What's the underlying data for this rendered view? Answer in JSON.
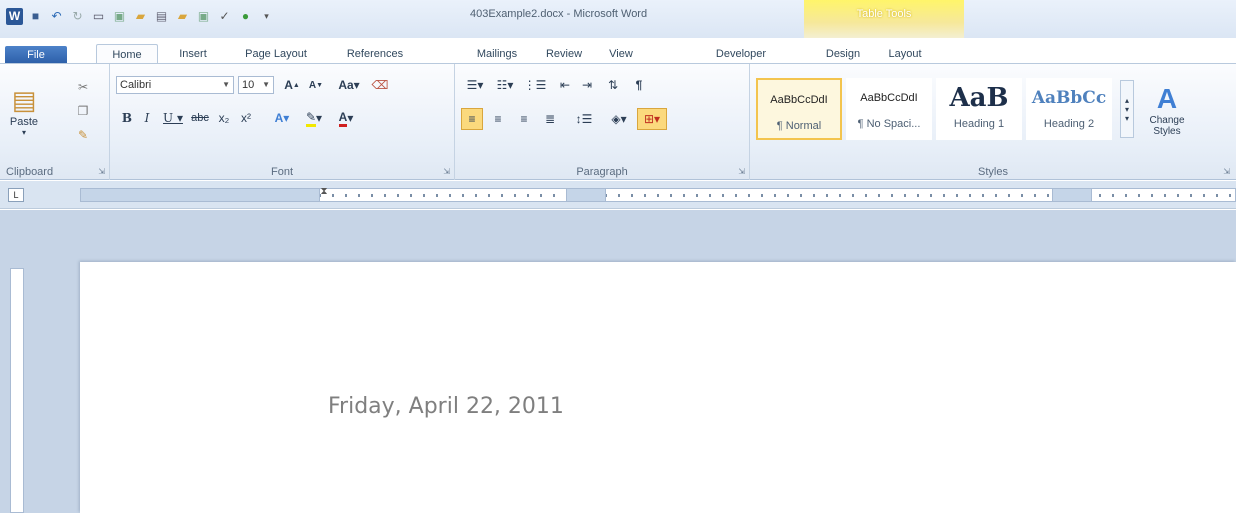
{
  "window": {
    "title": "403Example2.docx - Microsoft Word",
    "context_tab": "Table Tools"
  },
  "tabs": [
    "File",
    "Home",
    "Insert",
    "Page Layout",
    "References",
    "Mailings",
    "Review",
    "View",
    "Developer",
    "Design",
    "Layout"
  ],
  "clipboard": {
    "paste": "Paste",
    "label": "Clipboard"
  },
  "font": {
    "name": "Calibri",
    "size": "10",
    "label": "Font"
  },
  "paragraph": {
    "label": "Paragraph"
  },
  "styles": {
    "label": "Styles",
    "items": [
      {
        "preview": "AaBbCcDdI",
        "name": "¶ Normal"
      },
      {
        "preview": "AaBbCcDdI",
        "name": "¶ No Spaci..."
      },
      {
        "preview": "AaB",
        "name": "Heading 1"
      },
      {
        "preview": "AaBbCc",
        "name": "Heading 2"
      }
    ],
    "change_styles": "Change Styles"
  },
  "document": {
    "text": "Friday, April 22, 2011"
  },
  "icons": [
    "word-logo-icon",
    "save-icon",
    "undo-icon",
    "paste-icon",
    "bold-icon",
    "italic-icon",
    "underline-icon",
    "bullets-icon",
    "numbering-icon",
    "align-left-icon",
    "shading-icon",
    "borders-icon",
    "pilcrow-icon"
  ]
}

━━━━━━━━━━

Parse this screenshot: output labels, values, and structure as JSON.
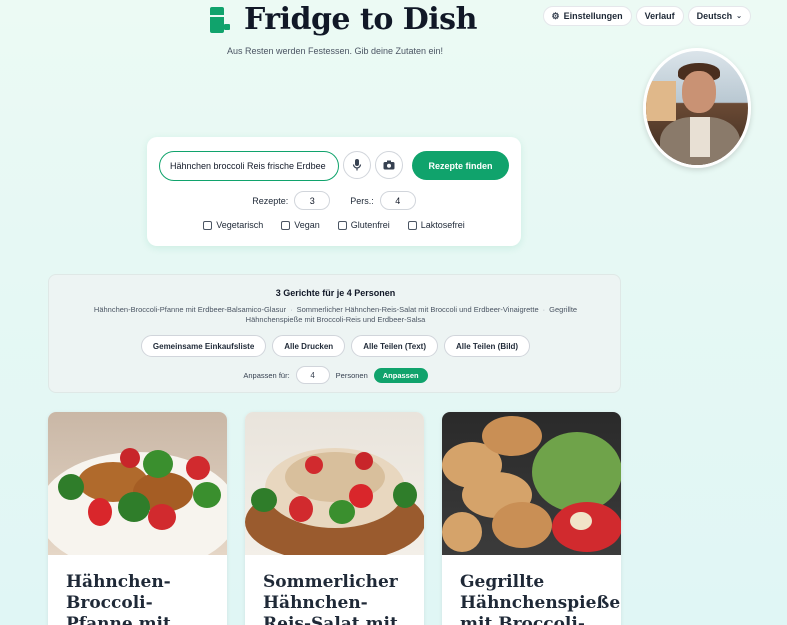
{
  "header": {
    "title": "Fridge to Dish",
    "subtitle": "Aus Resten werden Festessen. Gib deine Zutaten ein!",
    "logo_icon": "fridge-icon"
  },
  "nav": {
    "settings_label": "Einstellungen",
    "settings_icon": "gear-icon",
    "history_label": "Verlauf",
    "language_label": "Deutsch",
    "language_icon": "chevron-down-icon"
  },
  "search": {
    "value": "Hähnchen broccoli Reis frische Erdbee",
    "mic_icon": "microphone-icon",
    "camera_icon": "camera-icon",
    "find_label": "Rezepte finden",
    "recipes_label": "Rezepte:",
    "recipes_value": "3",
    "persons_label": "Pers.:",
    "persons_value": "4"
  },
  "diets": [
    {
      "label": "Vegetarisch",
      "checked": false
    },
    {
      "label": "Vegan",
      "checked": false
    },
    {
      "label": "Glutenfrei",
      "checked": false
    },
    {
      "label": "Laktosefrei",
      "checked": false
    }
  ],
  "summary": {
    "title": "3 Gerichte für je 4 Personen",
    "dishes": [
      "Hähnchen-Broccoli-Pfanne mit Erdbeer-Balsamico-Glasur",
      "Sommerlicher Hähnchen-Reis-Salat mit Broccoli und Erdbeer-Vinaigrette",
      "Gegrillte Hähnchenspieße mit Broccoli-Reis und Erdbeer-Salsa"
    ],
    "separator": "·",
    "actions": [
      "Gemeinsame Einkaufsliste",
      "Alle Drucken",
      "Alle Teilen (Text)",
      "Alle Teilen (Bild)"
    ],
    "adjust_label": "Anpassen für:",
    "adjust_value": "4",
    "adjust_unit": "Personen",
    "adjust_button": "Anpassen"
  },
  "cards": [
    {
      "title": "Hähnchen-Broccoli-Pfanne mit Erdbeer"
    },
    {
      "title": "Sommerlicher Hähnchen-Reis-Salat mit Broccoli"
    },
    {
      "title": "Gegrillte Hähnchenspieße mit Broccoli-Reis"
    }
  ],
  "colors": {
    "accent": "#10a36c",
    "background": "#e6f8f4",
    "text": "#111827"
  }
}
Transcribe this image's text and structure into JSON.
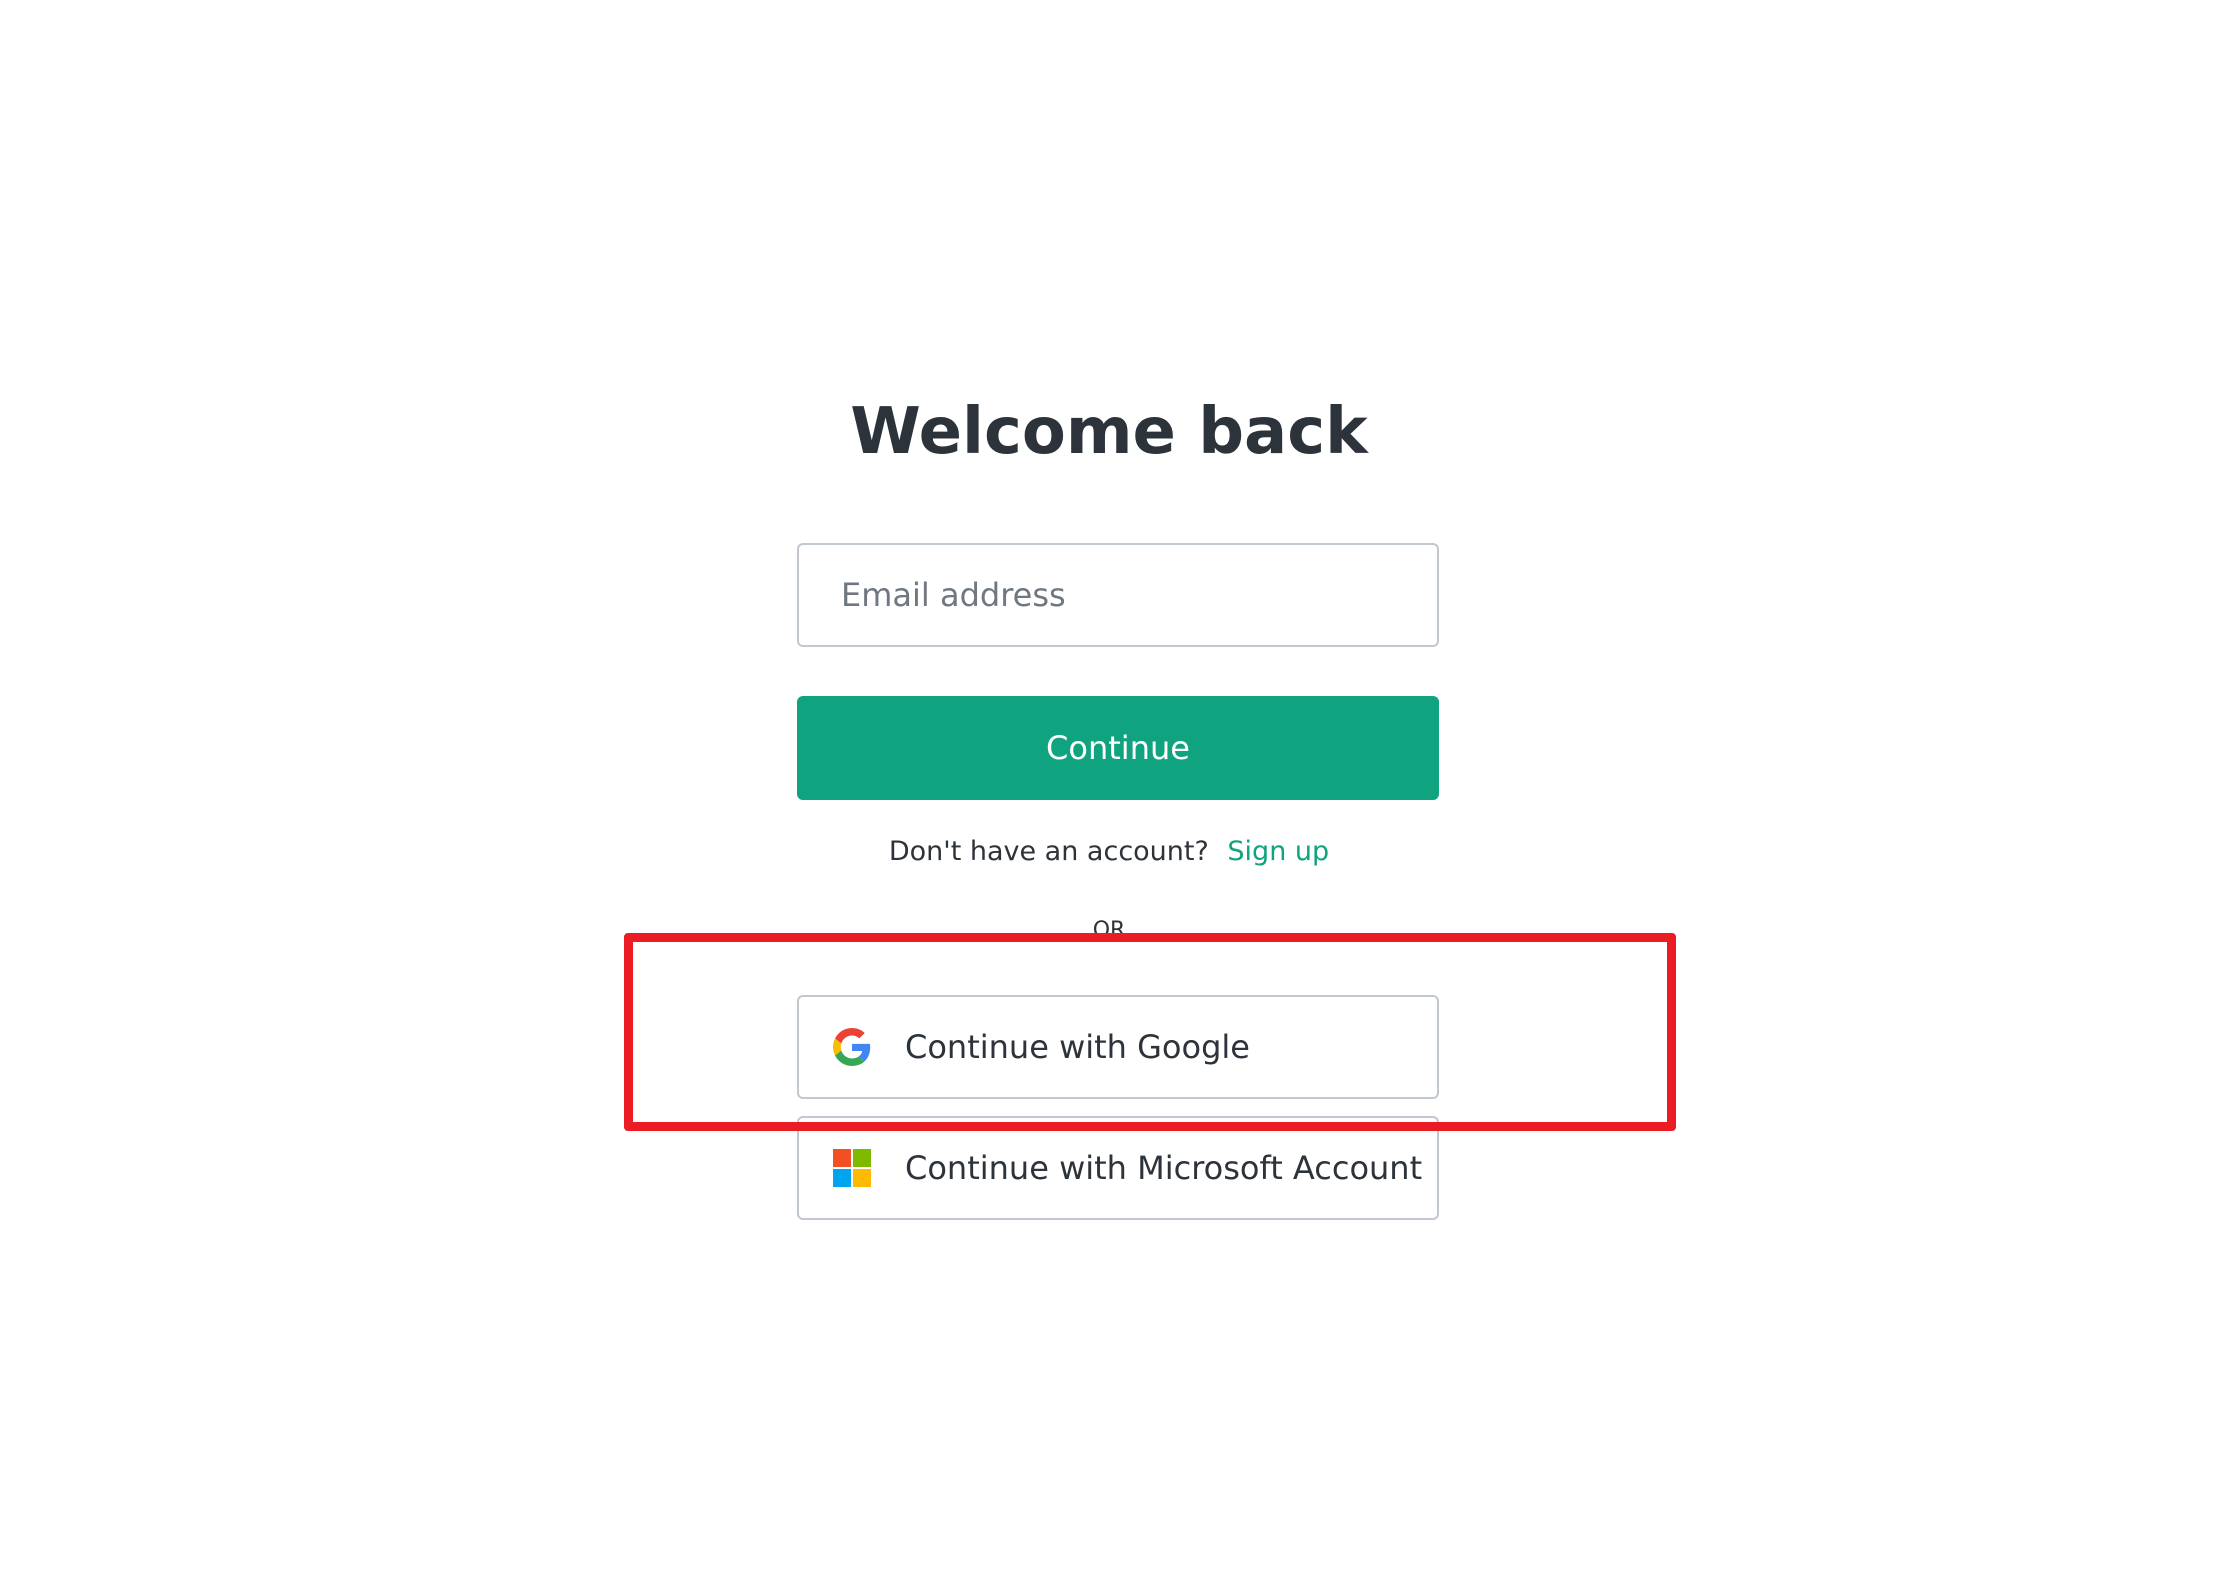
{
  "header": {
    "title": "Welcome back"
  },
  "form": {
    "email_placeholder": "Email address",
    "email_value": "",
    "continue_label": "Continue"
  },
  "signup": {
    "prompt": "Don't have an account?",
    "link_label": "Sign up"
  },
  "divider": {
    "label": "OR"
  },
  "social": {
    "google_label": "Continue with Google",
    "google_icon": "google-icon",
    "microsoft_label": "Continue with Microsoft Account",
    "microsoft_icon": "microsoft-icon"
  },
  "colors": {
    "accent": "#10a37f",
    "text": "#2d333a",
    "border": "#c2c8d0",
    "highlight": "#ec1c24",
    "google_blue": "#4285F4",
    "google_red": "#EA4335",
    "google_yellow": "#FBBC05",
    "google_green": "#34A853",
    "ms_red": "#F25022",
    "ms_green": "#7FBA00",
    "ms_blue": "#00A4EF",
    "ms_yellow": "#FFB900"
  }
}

━━━━━━━━━━

Determine the number of lines in the records that include the string "JSON", and respond with that number only.

▶ ANSWER FOR THE TASK
3